**EXERCISE OBJECTIVE**.
The data below needs to be returned exactly, line for line.
++++
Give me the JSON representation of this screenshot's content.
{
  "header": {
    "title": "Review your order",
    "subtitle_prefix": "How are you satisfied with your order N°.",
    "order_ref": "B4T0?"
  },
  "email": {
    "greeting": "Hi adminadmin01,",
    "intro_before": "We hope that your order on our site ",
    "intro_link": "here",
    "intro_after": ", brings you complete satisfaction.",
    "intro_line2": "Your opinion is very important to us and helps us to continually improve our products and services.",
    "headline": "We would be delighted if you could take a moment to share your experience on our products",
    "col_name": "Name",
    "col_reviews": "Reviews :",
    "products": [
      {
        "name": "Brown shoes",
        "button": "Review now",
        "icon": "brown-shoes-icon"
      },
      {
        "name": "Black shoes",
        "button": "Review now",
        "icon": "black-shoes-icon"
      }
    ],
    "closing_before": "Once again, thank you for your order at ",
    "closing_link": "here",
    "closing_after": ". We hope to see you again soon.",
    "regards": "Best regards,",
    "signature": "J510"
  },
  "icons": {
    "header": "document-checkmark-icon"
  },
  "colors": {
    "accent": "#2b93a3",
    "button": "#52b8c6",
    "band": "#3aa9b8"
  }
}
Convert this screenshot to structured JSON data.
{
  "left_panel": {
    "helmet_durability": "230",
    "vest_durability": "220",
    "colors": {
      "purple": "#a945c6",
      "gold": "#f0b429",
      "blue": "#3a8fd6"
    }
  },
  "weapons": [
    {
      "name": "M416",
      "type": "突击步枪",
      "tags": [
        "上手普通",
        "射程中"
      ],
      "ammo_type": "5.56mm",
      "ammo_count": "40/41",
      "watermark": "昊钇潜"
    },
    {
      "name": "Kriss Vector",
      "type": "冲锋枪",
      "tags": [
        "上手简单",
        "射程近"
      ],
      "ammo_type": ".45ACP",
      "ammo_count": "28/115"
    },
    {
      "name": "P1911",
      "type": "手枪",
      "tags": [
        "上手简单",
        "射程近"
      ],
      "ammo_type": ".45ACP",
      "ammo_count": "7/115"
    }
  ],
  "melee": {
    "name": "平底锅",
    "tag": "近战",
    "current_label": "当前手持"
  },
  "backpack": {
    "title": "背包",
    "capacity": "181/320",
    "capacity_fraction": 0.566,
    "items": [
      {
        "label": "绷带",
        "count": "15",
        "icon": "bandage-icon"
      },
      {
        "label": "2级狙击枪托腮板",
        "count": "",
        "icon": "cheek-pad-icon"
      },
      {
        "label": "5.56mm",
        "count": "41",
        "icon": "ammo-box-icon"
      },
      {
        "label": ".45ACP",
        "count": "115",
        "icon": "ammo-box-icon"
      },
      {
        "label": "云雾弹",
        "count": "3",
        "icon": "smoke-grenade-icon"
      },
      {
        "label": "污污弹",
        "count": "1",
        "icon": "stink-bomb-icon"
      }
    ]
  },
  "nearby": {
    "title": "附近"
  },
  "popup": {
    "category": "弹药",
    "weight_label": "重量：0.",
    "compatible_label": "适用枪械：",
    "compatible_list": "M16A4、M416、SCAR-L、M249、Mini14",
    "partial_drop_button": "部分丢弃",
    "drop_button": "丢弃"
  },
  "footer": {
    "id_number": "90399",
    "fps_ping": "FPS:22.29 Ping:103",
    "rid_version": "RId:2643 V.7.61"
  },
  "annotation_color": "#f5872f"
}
++++
**SOLVED PROBLEM**.
Give me the JSON representation of this screenshot's content.
{
  "header": {
    "title": "Review your order",
    "subtitle_prefix": "How are you satisfied with your order N°.",
    "order_ref": "B4T0?"
  },
  "email": {
    "greeting": "Hi adminadmin01,",
    "intro_before": "We hope that your order on our site ",
    "intro_link": "here",
    "intro_after": ", brings you complete satisfaction.",
    "intro_line2": "Your opinion is very important to us and helps us to continually improve our products and services.",
    "headline": "We would be delighted if you could take a moment to share your experience on our products",
    "col_name": "Name",
    "col_reviews": "Reviews :",
    "products": [
      {
        "name": "Brown shoes",
        "button": "Review now",
        "icon": "brown-shoes-icon"
      },
      {
        "name": "Black shoes",
        "button": "Review now",
        "icon": "black-shoes-icon"
      }
    ],
    "closing_before": "Once again, thank you for your order at ",
    "closing_link": "here",
    "closing_after": ". We hope to see you again soon.",
    "regards": "Best regards,",
    "signature": "J510"
  },
  "icons": {
    "header": "document-checkmark-icon"
  },
  "colors": {
    "accent": "#2b93a3",
    "button": "#52b8c6",
    "band": "#3aa9b8"
  }
}
Convert this screenshot to structured JSON data.
{
  "left_panel": {
    "helmet_durability": "230",
    "vest_durability": "220",
    "colors": {
      "purple": "#a945c6",
      "gold": "#f0b429",
      "blue": "#3a8fd6"
    }
  },
  "weapons": [
    {
      "name": "M416",
      "type": "突击步枪",
      "tags": [
        "上手普通",
        "射程中"
      ],
      "ammo_type": "5.56mm",
      "ammo_count": "40/41",
      "watermark": "昊钇潜"
    },
    {
      "name": "Kriss Vector",
      "type": "冲锋枪",
      "tags": [
        "上手简单",
        "射程近"
      ],
      "ammo_type": ".45ACP",
      "ammo_count": "28/115"
    },
    {
      "name": "P1911",
      "type": "手枪",
      "tags": [
        "上手简单",
        "射程近"
      ],
      "ammo_type": ".45ACP",
      "ammo_count": "7/115"
    }
  ],
  "melee": {
    "name": "平底锅",
    "tag": "近战",
    "current_label": "当前手持"
  },
  "backpack": {
    "title": "背包",
    "capacity": "181/320",
    "capacity_fraction": 0.566,
    "items": [
      {
        "label": "绷带",
        "count": "15",
        "icon": "bandage-icon"
      },
      {
        "label": "2级狙击枪托腮板",
        "count": "",
        "icon": "cheek-pad-icon"
      },
      {
        "label": "5.56mm",
        "count": "41",
        "icon": "ammo-box-icon"
      },
      {
        "label": ".45ACP",
        "count": "115",
        "icon": "ammo-box-icon"
      },
      {
        "label": "云雾弹",
        "count": "3",
        "icon": "smoke-grenade-icon"
      },
      {
        "label": "污污弹",
        "count": "1",
        "icon": "stink-bomb-icon"
      }
    ]
  },
  "nearby": {
    "title": "附近"
  },
  "popup": {
    "category": "弹药",
    "weight_label": "重量：0.",
    "compatible_label": "适用枪械：",
    "compatible_list": "M16A4、M416、SCAR-L、M249、Mini14",
    "partial_drop_button": "部分丢弃",
    "drop_button": "丢弃"
  },
  "footer": {
    "id_number": "90399",
    "fps_ping": "FPS:22.29 Ping:103",
    "rid_version": "RId:2643 V.7.61"
  },
  "annotation_color": "#f5872f"
}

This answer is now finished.